Output solely the number of lines containing the string "Language".

===== GIVEN RECORDS =====

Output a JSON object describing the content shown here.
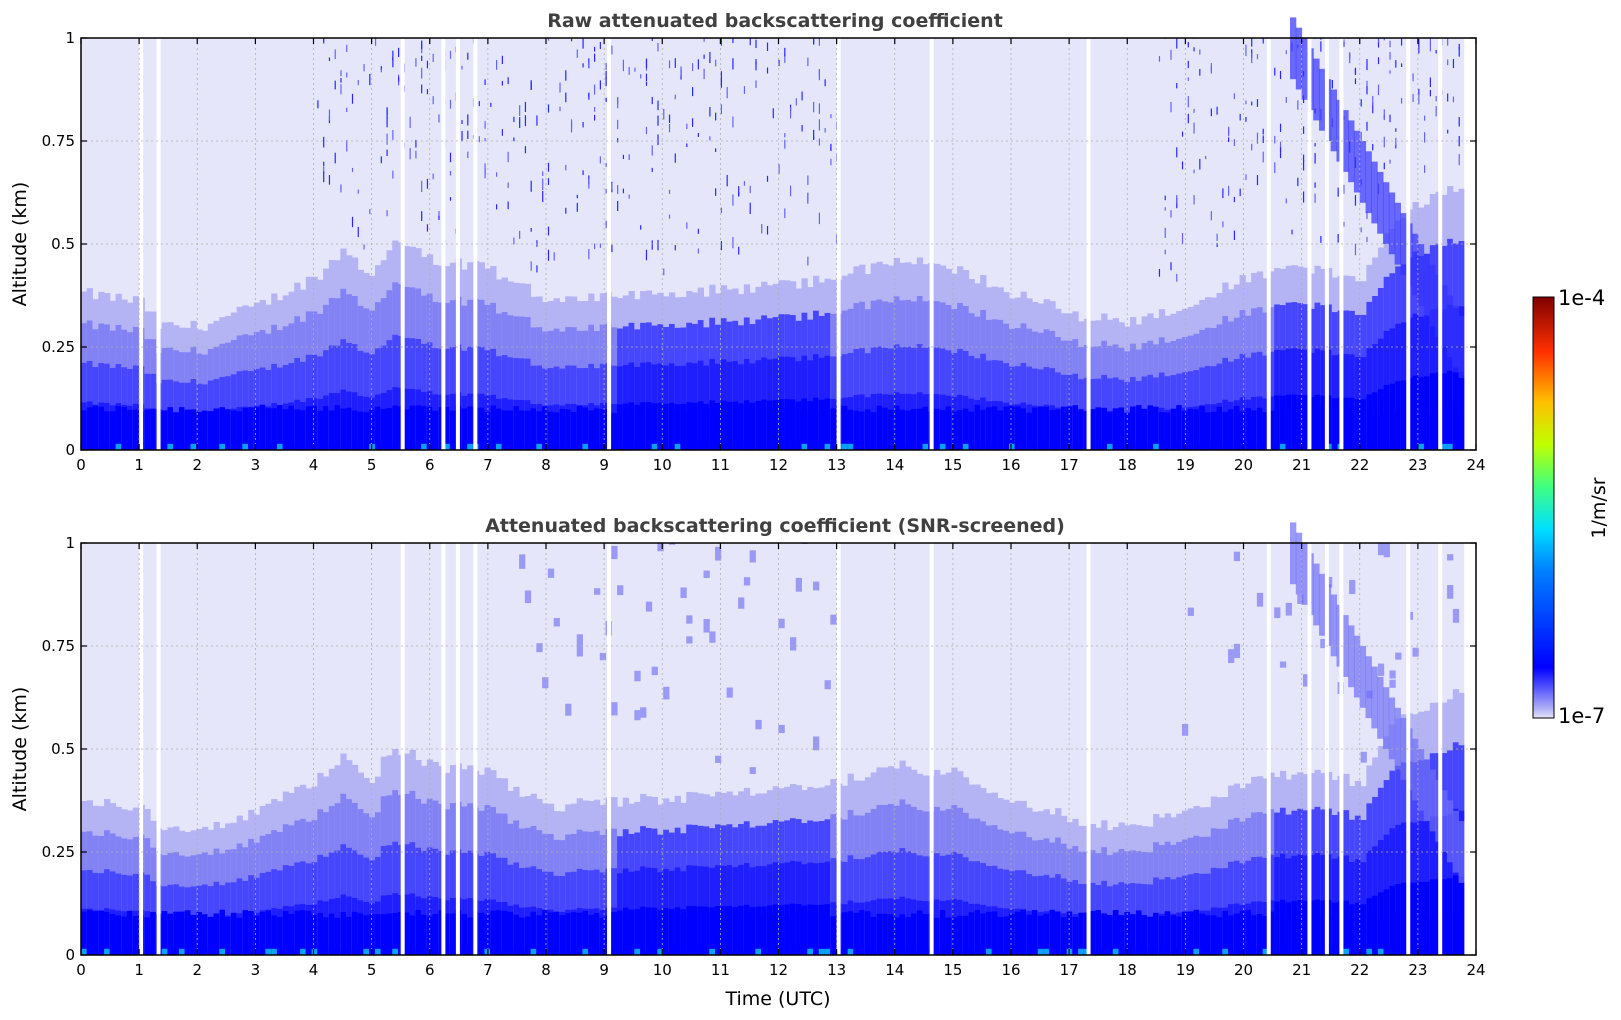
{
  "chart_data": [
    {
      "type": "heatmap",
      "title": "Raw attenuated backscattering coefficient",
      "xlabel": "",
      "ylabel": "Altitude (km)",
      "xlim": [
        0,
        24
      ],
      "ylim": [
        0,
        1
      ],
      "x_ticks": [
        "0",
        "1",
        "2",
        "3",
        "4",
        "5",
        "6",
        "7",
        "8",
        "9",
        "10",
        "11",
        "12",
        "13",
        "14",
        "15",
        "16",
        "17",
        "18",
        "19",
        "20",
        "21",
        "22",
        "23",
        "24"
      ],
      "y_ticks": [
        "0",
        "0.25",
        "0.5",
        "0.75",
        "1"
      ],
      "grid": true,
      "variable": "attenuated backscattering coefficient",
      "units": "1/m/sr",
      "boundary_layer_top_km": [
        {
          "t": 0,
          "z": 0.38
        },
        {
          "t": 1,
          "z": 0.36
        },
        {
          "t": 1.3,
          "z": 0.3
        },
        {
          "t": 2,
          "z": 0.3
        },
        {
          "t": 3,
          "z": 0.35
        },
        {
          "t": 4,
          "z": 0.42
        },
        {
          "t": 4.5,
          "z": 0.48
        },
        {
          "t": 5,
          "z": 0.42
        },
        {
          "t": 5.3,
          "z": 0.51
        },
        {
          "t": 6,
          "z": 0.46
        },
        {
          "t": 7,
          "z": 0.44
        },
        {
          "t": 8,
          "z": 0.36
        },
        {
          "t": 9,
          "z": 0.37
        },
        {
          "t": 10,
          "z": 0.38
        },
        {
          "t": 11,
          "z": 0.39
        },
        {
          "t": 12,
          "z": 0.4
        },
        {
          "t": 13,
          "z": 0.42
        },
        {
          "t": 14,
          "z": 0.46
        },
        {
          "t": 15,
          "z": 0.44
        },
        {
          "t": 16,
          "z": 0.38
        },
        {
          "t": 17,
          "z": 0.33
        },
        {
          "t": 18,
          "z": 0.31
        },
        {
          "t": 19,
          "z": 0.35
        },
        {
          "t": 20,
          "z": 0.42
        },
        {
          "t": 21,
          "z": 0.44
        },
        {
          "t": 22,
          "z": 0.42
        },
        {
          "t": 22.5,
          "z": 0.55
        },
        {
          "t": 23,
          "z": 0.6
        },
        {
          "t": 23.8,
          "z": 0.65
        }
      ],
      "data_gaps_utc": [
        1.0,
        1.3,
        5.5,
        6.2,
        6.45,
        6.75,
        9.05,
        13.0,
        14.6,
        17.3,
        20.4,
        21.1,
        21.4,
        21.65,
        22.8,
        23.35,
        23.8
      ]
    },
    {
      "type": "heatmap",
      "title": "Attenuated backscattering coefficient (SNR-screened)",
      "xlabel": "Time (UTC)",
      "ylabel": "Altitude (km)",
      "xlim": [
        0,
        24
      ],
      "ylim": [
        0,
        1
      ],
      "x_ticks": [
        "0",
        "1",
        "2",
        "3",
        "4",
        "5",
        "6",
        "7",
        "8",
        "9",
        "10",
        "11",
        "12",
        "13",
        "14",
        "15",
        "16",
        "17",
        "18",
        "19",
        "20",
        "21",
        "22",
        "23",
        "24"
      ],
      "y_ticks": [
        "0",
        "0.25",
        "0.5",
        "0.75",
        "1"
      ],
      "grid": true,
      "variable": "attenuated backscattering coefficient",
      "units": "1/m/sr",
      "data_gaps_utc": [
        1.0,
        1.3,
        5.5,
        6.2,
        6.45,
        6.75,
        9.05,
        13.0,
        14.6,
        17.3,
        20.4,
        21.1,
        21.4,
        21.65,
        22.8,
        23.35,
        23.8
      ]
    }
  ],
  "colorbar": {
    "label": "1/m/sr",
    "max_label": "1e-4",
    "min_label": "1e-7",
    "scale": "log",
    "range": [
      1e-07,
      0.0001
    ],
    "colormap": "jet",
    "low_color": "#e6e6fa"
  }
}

=====
===== GIVEN RECORDS =====

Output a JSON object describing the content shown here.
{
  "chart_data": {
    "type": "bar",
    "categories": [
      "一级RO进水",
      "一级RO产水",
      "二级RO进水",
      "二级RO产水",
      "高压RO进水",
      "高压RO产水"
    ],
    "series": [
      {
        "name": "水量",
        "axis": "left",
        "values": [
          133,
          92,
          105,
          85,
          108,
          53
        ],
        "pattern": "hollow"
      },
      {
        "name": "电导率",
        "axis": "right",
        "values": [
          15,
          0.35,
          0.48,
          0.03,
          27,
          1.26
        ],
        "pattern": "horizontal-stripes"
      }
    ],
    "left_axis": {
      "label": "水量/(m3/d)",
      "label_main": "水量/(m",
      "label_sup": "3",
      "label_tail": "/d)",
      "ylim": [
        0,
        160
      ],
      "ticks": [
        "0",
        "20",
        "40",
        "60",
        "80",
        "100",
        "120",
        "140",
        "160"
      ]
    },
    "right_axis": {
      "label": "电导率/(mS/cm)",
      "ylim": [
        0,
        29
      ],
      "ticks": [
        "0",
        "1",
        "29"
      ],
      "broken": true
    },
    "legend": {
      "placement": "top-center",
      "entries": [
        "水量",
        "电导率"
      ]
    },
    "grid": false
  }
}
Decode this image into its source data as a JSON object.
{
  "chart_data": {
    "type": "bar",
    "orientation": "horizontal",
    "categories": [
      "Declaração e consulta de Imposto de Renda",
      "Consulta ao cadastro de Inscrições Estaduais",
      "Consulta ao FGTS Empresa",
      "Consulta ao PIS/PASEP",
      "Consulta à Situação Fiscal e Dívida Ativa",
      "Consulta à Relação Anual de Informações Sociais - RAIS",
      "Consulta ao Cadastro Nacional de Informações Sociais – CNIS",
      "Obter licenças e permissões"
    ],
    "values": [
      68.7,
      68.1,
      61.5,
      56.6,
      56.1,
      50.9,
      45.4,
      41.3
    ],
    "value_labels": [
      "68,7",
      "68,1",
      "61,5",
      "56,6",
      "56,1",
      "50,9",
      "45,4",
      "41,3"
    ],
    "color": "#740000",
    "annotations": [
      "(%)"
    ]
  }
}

=====
===== GIVEN RECORDS =====

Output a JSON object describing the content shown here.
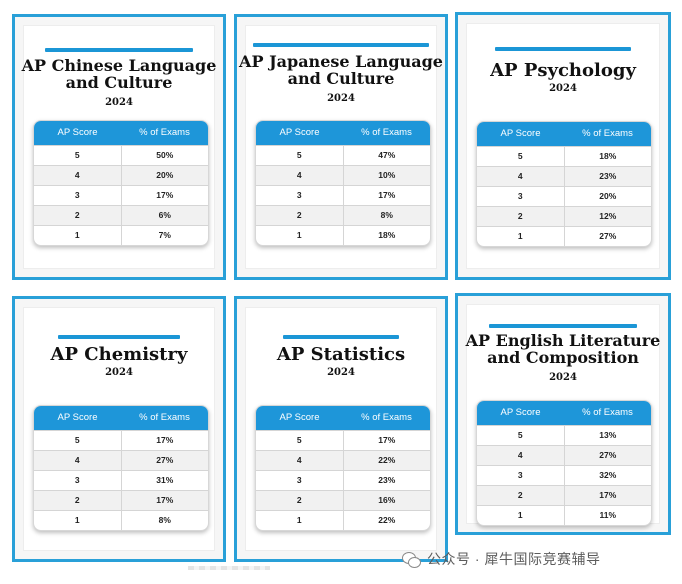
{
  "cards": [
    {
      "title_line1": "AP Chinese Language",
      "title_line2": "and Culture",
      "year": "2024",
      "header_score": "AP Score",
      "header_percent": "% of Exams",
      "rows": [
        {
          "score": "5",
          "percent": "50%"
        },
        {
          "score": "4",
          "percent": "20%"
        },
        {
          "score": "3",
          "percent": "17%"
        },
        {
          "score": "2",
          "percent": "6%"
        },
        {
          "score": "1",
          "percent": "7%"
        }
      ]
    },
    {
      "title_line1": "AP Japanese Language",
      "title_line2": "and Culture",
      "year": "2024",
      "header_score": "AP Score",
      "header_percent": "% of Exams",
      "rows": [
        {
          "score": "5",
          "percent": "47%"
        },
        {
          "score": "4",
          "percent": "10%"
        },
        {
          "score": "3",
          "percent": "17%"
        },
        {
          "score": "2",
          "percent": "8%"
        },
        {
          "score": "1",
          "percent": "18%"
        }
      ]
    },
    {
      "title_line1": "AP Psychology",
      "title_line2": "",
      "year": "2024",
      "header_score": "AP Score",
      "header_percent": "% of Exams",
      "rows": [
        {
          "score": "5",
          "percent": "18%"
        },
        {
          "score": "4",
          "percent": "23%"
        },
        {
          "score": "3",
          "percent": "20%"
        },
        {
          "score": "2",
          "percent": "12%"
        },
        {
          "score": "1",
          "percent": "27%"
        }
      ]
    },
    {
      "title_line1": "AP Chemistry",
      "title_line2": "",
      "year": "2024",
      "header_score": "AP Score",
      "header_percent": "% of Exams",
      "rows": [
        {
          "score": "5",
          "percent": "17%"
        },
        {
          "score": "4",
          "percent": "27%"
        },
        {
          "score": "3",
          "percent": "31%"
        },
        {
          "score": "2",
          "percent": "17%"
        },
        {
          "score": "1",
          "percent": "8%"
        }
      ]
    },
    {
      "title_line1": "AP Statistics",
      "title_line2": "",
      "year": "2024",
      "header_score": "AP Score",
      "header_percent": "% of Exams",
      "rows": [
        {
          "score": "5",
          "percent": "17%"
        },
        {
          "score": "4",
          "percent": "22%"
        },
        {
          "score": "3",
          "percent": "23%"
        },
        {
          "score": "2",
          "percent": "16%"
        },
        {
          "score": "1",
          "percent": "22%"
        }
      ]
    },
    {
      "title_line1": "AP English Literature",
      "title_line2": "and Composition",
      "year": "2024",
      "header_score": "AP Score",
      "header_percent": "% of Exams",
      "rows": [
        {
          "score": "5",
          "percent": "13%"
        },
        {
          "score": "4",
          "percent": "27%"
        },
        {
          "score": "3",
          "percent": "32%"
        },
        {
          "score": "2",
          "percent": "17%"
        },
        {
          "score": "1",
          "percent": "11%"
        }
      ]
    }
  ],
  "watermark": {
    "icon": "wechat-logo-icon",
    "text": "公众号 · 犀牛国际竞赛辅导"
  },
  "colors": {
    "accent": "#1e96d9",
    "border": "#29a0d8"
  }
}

=====

**SOLVED EXERCISE**
2